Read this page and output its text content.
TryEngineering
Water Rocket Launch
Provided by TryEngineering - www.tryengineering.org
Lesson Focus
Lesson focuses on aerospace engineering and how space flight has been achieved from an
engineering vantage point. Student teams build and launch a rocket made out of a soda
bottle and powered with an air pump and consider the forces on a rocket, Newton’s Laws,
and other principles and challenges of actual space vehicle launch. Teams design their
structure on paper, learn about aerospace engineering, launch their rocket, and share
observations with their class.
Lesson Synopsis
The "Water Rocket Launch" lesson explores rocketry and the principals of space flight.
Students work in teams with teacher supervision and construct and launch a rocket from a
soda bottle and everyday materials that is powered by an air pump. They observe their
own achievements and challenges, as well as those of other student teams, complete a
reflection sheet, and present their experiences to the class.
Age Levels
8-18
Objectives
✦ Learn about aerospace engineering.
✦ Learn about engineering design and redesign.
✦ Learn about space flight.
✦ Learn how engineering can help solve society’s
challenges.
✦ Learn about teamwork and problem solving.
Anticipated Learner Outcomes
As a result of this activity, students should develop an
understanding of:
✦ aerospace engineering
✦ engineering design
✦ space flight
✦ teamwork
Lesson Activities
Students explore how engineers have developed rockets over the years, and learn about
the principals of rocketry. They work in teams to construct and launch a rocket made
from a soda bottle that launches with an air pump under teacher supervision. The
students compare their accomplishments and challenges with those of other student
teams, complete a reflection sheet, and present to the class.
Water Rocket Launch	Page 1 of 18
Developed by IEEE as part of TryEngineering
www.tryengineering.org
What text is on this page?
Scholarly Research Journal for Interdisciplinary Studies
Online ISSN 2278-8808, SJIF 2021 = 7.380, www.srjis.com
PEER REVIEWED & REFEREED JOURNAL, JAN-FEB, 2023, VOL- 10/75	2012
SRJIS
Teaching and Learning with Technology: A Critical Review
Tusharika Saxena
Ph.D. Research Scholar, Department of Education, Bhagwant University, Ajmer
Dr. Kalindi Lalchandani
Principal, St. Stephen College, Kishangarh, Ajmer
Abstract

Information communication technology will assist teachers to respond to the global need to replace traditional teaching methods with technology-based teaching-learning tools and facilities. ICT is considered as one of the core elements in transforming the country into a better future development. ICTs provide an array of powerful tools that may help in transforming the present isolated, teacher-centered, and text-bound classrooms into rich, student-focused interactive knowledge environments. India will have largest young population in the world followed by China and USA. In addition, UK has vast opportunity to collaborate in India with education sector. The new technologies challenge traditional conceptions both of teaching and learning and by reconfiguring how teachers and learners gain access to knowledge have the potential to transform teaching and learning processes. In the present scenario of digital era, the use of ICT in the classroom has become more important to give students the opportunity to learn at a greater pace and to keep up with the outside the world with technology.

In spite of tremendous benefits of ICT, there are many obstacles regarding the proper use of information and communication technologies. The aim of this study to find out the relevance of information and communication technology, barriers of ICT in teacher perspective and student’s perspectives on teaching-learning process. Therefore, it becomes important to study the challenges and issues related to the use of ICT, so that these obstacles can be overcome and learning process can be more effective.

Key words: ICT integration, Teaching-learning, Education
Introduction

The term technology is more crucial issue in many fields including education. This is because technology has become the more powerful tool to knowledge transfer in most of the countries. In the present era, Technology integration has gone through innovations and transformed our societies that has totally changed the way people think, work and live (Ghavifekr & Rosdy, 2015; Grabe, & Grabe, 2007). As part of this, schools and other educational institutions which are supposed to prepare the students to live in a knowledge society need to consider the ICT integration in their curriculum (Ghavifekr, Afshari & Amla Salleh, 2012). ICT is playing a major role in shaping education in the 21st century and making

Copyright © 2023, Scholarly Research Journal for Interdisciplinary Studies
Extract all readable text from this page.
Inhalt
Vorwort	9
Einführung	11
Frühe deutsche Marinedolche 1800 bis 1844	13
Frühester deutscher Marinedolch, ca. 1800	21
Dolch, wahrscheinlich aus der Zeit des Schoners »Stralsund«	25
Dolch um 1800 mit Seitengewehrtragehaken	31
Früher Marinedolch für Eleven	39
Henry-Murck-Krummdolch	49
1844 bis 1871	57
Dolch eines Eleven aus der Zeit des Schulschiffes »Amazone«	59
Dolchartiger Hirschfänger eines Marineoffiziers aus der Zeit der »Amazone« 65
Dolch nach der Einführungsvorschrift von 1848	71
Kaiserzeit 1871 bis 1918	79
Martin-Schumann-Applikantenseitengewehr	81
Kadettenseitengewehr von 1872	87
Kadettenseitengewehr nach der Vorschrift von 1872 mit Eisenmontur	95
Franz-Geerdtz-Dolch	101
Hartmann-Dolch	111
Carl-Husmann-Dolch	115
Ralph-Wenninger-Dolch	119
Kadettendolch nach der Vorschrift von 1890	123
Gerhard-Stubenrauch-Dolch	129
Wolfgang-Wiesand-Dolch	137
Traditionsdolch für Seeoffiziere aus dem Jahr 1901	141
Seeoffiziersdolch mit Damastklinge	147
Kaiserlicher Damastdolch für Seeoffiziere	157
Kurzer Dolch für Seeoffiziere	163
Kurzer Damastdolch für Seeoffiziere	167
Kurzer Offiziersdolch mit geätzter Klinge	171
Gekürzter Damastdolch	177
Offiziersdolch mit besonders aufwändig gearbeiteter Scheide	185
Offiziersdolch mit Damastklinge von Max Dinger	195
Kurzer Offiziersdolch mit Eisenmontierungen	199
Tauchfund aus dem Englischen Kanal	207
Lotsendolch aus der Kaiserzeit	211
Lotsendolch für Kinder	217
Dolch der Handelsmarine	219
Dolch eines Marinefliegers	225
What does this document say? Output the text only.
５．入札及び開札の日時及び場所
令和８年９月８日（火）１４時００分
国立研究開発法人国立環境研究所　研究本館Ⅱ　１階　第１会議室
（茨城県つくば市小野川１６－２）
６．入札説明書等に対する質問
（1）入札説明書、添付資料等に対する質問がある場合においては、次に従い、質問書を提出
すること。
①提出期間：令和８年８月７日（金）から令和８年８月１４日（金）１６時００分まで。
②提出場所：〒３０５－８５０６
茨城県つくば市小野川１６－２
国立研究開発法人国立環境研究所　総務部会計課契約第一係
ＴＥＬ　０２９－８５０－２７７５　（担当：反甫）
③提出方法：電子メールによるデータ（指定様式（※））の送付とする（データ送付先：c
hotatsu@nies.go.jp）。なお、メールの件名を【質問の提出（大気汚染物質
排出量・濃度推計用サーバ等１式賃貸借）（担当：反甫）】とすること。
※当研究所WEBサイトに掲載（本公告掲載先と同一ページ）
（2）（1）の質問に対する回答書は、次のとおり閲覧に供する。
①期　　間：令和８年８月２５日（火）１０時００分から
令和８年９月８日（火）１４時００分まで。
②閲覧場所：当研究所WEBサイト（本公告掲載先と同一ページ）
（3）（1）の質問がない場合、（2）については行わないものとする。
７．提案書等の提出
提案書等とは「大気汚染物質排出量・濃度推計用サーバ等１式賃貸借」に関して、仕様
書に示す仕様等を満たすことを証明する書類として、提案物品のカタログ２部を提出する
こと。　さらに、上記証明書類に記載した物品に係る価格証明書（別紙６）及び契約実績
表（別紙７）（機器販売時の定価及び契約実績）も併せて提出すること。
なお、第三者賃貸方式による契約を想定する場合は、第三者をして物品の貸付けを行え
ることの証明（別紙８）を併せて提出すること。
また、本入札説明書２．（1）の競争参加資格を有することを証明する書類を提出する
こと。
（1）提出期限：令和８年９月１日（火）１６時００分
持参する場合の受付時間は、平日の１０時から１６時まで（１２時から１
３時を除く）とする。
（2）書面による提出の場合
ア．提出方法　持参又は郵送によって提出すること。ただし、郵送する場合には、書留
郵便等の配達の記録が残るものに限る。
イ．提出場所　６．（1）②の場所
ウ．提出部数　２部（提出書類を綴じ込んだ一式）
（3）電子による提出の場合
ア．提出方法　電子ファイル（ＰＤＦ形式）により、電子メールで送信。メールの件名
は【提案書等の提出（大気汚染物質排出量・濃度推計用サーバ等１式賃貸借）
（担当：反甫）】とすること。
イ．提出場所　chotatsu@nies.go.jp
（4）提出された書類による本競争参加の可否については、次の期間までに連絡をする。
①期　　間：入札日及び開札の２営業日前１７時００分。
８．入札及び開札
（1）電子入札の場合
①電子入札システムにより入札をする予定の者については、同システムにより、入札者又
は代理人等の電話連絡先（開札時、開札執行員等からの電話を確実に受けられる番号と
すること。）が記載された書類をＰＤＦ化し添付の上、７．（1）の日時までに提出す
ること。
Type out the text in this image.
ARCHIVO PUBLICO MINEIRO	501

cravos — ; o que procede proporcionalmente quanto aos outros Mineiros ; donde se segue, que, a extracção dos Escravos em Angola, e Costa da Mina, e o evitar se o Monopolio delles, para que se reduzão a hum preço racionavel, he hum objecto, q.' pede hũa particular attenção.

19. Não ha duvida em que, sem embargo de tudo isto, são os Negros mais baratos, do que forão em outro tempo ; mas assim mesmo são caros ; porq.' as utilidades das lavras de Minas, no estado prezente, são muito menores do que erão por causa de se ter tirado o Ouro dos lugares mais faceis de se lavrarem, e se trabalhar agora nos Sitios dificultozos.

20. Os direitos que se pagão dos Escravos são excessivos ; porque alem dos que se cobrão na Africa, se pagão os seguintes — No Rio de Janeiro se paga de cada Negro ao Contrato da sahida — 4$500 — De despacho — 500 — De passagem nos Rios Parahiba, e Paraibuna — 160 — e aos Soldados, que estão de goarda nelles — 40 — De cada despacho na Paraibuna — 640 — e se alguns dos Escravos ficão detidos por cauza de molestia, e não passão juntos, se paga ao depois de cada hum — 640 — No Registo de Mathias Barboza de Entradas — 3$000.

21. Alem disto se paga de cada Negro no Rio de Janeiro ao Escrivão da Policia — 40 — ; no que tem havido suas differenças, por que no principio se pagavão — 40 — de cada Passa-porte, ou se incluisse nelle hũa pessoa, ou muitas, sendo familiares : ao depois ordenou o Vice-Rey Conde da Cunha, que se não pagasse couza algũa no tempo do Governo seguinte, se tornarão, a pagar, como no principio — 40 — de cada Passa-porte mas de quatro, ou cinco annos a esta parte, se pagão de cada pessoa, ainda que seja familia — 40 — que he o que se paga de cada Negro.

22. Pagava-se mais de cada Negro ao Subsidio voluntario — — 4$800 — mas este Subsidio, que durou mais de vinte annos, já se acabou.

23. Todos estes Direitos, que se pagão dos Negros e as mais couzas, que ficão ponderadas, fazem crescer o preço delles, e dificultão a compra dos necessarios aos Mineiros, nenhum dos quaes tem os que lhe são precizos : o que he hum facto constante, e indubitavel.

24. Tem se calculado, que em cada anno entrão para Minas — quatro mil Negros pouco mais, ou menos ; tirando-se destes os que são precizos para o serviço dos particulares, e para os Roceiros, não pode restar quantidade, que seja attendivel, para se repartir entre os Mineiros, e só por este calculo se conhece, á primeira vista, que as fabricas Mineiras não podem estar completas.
_ _ _ _ _ _ _
From the listing above, pick out each line where the word "construct" appears.

§ **ANSWER TO THE TASK**
Students work in teams with teacher supervision and construct and launch a rocket from a
the principals of rocketry. They work in teams to construct and launch a rocket made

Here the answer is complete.